Saved entries:
»»
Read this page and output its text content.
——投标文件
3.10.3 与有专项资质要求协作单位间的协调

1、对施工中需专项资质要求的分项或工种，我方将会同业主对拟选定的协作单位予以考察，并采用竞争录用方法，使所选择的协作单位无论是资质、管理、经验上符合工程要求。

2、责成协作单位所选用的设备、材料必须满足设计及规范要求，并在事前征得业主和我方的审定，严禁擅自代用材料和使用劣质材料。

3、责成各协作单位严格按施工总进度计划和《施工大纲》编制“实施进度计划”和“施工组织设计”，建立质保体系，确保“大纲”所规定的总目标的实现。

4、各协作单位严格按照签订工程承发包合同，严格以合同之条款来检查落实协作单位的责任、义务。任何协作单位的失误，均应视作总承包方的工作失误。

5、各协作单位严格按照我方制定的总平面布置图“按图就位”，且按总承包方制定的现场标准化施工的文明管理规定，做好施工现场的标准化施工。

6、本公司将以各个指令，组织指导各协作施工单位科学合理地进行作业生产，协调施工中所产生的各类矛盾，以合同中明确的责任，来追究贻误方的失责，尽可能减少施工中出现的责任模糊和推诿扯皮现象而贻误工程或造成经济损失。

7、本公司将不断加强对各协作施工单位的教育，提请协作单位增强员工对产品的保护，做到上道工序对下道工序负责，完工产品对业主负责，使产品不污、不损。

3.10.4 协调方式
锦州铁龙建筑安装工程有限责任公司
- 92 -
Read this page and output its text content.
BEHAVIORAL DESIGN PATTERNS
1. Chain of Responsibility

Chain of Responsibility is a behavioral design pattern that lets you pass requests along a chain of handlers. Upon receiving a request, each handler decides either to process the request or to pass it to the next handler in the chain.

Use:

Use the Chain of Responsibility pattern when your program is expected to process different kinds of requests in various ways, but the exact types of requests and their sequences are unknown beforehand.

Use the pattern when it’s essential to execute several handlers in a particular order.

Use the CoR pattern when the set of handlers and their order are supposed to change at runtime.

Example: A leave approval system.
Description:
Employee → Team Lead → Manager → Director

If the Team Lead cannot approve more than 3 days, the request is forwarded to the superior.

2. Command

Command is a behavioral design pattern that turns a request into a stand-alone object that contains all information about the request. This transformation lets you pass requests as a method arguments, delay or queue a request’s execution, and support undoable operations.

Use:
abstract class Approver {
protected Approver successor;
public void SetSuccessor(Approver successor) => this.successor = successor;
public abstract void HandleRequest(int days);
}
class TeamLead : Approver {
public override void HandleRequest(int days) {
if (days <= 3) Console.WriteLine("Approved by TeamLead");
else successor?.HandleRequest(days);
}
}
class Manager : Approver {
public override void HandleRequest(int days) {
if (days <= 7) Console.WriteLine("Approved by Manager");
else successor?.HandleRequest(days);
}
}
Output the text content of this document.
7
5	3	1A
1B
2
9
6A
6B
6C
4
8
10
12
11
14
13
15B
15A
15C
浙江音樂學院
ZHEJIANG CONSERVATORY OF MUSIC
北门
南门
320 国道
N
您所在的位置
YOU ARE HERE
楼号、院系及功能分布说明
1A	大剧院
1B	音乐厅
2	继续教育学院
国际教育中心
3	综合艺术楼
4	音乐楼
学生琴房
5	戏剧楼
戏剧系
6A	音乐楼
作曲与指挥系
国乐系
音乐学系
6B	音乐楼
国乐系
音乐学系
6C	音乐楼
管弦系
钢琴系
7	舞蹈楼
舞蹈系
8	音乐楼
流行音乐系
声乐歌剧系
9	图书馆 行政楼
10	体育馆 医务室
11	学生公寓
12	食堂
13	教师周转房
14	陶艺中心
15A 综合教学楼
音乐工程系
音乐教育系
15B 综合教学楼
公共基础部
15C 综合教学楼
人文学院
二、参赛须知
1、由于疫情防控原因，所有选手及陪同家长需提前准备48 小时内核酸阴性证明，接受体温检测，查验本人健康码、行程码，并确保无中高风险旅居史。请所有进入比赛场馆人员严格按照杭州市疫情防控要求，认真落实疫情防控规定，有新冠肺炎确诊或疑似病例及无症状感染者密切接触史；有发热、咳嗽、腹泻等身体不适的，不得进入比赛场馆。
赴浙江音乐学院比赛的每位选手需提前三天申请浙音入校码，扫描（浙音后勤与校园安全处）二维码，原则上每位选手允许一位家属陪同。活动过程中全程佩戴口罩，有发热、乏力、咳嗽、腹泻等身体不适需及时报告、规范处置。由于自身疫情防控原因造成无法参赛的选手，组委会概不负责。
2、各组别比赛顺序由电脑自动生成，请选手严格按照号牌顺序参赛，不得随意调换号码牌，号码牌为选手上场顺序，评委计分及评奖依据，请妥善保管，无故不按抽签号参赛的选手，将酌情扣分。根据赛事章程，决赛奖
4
««
▶ TASK STATEMENT
What is the number of lines above that hold the string "pass"? Answer with that number alone.

▶ TASK ANSWER
2